Your instructions: Restate each of the lines given below, word for word.

Information shown:
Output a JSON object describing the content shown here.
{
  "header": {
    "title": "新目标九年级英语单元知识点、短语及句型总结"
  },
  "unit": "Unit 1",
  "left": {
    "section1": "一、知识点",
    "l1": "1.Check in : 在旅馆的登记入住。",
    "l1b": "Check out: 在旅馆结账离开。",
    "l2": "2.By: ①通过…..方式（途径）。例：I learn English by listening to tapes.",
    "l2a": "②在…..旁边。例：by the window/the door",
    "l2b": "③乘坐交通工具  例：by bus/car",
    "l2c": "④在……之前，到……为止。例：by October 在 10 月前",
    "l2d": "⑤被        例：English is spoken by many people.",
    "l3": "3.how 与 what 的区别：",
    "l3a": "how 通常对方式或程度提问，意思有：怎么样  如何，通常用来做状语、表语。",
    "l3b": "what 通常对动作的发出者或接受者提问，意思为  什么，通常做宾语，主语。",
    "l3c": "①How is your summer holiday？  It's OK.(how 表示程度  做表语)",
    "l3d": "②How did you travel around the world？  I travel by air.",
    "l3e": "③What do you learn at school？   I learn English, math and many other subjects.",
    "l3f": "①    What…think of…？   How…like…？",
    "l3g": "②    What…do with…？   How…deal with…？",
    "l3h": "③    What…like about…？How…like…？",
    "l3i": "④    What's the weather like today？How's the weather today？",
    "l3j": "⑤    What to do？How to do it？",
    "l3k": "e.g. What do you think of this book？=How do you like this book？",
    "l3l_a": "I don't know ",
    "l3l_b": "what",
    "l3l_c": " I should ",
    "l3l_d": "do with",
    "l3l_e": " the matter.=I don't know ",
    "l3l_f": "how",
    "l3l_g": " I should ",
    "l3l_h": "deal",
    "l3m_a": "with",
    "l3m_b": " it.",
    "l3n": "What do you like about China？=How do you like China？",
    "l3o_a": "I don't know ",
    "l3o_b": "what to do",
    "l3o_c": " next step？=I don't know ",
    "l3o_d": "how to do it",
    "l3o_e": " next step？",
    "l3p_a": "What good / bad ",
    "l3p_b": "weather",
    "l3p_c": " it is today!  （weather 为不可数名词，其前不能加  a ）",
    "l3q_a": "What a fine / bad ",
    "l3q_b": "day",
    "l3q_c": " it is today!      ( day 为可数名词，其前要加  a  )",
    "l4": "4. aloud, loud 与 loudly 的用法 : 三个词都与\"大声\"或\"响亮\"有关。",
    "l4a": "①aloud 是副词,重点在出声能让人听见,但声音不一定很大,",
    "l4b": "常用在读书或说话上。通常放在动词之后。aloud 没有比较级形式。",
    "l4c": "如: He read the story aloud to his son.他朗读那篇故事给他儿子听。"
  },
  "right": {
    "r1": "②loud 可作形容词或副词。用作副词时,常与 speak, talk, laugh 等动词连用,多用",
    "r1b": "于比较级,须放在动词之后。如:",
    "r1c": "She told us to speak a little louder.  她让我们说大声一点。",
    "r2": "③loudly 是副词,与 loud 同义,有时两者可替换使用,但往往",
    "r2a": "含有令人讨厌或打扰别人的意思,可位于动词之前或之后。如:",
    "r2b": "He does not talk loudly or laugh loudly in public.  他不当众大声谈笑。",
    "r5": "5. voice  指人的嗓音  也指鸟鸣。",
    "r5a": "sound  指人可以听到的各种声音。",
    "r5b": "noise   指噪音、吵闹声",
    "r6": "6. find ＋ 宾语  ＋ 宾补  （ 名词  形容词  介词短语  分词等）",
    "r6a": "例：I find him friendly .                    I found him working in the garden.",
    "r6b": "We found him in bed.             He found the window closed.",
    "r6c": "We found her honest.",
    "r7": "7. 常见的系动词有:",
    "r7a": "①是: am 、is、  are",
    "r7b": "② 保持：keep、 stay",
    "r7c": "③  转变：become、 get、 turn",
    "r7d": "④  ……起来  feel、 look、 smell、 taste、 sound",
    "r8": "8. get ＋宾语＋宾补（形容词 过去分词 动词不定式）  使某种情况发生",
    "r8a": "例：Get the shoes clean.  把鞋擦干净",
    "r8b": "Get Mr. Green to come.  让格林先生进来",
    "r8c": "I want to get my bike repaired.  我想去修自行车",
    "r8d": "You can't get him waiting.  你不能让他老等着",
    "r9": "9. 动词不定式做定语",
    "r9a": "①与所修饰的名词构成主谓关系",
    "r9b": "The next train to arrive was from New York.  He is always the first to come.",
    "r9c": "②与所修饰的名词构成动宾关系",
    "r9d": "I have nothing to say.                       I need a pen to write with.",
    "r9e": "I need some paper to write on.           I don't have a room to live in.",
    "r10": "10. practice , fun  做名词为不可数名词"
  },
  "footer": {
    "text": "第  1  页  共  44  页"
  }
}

Reply:
Output a JSON object describing the content shown here.
{
  "header": {
    "title": "新目标九年级英语单元知识点、短语及句型总结"
  },
  "unit": "Unit 1",
  "left": {
    "section1": "一、知识点",
    "l1": "1.Check in : 在旅馆的登记入住。",
    "l1b": "Check out: 在旅馆结账离开。",
    "l2": "2.By: ①通过…..方式（途径）。例：I learn English by listening to tapes.",
    "l2a": "②在…..旁边。例：by the window/the door",
    "l2b": "③乘坐交通工具  例：by bus/car",
    "l2c": "④在……之前，到……为止。例：by October 在 10 月前",
    "l2d": "⑤被        例：English is spoken by many people.",
    "l3": "3.how 与 what 的区别：",
    "l3a": "how 通常对方式或程度提问，意思有：怎么样  如何，通常用来做状语、表语。",
    "l3b": "what 通常对动作的发出者或接受者提问，意思为  什么，通常做宾语，主语。",
    "l3c": "①How is your summer holiday？  It's OK.(how 表示程度  做表语)",
    "l3d": "②How did you travel around the world？  I travel by air.",
    "l3e": "③What do you learn at school？   I learn English, math and many other subjects.",
    "l3f": "①    What…think of…？   How…like…？",
    "l3g": "②    What…do with…？   How…deal with…？",
    "l3h": "③    What…like about…？How…like…？",
    "l3i": "④    What's the weather like today？How's the weather today？",
    "l3j": "⑤    What to do？How to do it？",
    "l3k": "e.g. What do you think of this book？=How do you like this book？",
    "l3l_a": "I don't know ",
    "l3l_b": "what",
    "l3l_c": " I should ",
    "l3l_d": "do with",
    "l3l_e": " the matter.=I don't know ",
    "l3l_f": "how",
    "l3l_g": " I should ",
    "l3l_h": "deal",
    "l3m_a": "with",
    "l3m_b": " it.",
    "l3n": "What do you like about China？=How do you like China？",
    "l3o_a": "I don't know ",
    "l3o_b": "what to do",
    "l3o_c": " next step？=I don't know ",
    "l3o_d": "how to do it",
    "l3o_e": " next step？",
    "l3p_a": "What good / bad ",
    "l3p_b": "weather",
    "l3p_c": " it is today!  （weather 为不可数名词，其前不能加  a ）",
    "l3q_a": "What a fine / bad ",
    "l3q_b": "day",
    "l3q_c": " it is today!      ( day 为可数名词，其前要加  a  )",
    "l4": "4. aloud, loud 与 loudly 的用法 : 三个词都与\"大声\"或\"响亮\"有关。",
    "l4a": "①aloud 是副词,重点在出声能让人听见,但声音不一定很大,",
    "l4b": "常用在读书或说话上。通常放在动词之后。aloud 没有比较级形式。",
    "l4c": "如: He read the story aloud to his son.他朗读那篇故事给他儿子听。"
  },
  "right": {
    "r1": "②loud 可作形容词或副词。用作副词时,常与 speak, talk, laugh 等动词连用,多用",
    "r1b": "于比较级,须放在动词之后。如:",
    "r1c": "She told us to speak a little louder.  她让我们说大声一点。",
    "r2": "③loudly 是副词,与 loud 同义,有时两者可替换使用,但往往",
    "r2a": "含有令人讨厌或打扰别人的意思,可位于动词之前或之后。如:",
    "r2b": "He does not talk loudly or laugh loudly in public.  他不当众大声谈笑。",
    "r5": "5. voice  指人的嗓音  也指鸟鸣。",
    "r5a": "sound  指人可以听到的各种声音。",
    "r5b": "noise   指噪音、吵闹声",
    "r6": "6. find ＋ 宾语  ＋ 宾补  （ 名词  形容词  介词短语  分词等）",
    "r6a": "例：I find him friendly .                    I found him working in the garden.",
    "r6b": "We found him in bed.             He found the window closed.",
    "r6c": "We found her honest.",
    "r7": "7. 常见的系动词有:",
    "r7a": "①是: am 、is、  are",
    "r7b": "② 保持：keep、 stay",
    "r7c": "③  转变：become、 get、 turn",
    "r7d": "④  ……起来  feel、 look、 smell、 taste、 sound",
    "r8": "8. get ＋宾语＋宾补（形容词 过去分词 动词不定式）  使某种情况发生",
    "r8a": "例：Get the shoes clean.  把鞋擦干净",
    "r8b": "Get Mr. Green to come.  让格林先生进来",
    "r8c": "I want to get my bike repaired.  我想去修自行车",
    "r8d": "You can't get him waiting.  你不能让他老等着",
    "r9": "9. 动词不定式做定语",
    "r9a": "①与所修饰的名词构成主谓关系",
    "r9b": "The next train to arrive was from New York.  He is always the first to come.",
    "r9c": "②与所修饰的名词构成动宾关系",
    "r9d": "I have nothing to say.                       I need a pen to write with.",
    "r9e": "I need some paper to write on.           I don't have a room to live in.",
    "r10": "10. practice , fun  做名词为不可数名词"
  },
  "footer": {
    "text": "第  1  页  共  44  页"
  }
}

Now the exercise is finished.